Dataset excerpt
════════════════

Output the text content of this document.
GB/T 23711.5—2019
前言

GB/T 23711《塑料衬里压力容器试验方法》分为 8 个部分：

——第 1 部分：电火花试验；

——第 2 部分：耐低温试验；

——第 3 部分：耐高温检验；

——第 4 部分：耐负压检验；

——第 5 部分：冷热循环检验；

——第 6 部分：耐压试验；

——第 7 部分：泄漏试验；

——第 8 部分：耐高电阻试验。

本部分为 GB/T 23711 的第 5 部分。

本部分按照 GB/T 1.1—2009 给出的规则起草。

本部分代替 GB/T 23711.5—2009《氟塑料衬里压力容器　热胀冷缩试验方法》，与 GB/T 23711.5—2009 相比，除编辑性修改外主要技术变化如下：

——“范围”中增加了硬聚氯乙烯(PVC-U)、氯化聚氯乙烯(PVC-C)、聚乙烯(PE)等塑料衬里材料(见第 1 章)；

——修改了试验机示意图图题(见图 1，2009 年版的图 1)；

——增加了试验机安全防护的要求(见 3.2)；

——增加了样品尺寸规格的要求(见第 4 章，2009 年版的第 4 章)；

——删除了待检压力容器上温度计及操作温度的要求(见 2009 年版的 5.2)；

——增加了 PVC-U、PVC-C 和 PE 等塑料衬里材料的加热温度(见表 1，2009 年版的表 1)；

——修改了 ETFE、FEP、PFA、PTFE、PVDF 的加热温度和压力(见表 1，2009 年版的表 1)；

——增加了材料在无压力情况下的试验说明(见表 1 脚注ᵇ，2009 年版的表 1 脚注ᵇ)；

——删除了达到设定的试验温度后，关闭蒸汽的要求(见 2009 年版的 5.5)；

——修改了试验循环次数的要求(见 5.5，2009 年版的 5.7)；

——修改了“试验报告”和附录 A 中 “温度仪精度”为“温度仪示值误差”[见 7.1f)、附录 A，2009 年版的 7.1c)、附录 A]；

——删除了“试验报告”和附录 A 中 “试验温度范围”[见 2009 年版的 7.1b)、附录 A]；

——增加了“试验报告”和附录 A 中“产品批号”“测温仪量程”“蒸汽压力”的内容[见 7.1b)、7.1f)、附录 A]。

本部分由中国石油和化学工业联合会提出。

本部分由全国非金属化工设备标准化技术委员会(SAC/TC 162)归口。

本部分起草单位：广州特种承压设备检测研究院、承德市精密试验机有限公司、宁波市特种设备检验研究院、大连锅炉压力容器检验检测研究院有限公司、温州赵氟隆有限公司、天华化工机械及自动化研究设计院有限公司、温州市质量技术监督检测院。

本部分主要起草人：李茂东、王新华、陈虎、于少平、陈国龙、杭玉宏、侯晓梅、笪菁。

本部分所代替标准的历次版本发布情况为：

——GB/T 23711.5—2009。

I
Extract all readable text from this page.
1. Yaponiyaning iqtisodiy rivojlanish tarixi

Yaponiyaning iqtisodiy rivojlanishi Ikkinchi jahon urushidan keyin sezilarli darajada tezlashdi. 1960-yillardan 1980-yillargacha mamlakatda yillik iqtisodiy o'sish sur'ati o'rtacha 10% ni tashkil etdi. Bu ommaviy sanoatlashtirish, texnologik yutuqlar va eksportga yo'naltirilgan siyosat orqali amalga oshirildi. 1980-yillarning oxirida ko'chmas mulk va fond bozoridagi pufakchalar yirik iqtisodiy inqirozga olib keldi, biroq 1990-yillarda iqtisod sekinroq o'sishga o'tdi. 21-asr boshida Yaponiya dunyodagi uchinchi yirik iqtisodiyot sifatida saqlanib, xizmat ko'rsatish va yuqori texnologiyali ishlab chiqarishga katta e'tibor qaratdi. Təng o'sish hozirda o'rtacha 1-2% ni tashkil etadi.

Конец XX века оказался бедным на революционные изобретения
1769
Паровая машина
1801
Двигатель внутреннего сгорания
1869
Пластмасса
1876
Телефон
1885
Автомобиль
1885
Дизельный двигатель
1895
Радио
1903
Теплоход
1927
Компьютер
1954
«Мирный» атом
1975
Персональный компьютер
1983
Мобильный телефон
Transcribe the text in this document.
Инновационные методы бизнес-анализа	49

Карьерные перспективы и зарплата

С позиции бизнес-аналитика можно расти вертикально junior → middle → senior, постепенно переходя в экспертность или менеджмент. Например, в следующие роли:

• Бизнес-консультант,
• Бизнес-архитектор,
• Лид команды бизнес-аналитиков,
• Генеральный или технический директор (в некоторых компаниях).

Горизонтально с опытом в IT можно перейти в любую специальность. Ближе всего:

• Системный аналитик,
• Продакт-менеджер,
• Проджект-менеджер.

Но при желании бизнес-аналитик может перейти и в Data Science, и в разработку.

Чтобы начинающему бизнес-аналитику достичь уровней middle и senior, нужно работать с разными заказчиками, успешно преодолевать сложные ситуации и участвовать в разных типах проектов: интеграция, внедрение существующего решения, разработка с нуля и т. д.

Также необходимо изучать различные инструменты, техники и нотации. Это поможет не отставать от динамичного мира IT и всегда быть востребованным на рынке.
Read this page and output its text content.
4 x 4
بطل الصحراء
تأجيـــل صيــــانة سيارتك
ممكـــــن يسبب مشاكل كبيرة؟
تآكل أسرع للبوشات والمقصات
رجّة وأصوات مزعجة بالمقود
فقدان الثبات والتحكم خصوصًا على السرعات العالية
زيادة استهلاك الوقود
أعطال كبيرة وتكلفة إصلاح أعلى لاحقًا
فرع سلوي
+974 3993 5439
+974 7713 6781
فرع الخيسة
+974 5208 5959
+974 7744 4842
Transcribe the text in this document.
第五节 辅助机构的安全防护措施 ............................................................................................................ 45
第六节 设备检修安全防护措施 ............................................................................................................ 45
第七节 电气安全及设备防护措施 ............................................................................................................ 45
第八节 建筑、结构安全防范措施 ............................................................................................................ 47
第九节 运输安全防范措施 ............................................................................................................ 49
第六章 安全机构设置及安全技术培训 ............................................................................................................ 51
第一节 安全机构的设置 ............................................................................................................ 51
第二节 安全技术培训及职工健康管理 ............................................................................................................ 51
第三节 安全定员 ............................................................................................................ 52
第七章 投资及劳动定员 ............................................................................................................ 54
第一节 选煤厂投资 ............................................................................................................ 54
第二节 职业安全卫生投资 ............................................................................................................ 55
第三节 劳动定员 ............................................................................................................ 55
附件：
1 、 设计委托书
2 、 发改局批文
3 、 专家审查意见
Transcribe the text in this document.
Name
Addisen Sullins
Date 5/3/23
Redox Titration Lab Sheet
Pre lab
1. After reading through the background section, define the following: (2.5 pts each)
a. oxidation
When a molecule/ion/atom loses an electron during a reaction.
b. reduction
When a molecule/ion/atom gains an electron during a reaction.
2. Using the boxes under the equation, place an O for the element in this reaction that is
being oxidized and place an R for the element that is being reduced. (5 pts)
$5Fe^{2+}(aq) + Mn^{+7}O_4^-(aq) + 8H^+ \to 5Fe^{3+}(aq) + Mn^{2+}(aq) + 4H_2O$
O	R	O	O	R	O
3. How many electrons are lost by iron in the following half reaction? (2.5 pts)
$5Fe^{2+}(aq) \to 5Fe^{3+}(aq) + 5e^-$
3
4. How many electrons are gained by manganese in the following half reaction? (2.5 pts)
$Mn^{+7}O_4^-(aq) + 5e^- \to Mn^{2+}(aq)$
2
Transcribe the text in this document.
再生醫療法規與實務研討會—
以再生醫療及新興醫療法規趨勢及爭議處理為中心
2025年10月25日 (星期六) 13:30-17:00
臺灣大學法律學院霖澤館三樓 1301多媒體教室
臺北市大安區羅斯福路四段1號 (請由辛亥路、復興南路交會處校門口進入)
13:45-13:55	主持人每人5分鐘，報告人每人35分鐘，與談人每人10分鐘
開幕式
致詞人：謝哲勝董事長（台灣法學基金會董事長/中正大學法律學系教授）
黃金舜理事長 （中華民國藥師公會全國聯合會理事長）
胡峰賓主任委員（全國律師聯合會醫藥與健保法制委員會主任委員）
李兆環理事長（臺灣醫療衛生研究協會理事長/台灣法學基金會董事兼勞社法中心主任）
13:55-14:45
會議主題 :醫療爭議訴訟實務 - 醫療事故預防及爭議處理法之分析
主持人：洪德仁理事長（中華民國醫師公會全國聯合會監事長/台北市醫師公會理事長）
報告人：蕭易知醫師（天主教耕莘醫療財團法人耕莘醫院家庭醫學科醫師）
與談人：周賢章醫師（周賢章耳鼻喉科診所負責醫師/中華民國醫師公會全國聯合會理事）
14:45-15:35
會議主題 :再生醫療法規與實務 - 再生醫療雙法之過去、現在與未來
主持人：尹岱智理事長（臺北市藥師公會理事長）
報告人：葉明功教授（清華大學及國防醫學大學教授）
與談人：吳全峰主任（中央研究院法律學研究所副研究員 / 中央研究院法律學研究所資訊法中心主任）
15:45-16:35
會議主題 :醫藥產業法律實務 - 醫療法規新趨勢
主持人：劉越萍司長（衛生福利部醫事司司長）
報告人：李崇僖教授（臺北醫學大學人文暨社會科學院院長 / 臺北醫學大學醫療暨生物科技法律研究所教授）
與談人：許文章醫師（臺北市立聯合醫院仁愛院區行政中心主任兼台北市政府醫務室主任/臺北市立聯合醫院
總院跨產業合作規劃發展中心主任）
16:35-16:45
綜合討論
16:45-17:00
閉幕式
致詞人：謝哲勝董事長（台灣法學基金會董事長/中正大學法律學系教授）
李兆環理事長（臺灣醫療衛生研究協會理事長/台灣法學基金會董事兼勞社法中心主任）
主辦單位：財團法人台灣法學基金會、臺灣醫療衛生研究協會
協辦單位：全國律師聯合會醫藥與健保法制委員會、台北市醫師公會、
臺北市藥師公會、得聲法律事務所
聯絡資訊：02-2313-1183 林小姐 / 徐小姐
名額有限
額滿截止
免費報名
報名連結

════════════════

> Problem statement: Work out how many lines in the records above contain the word "iqtisodiy", and reply with that number alone.

> Task output: 2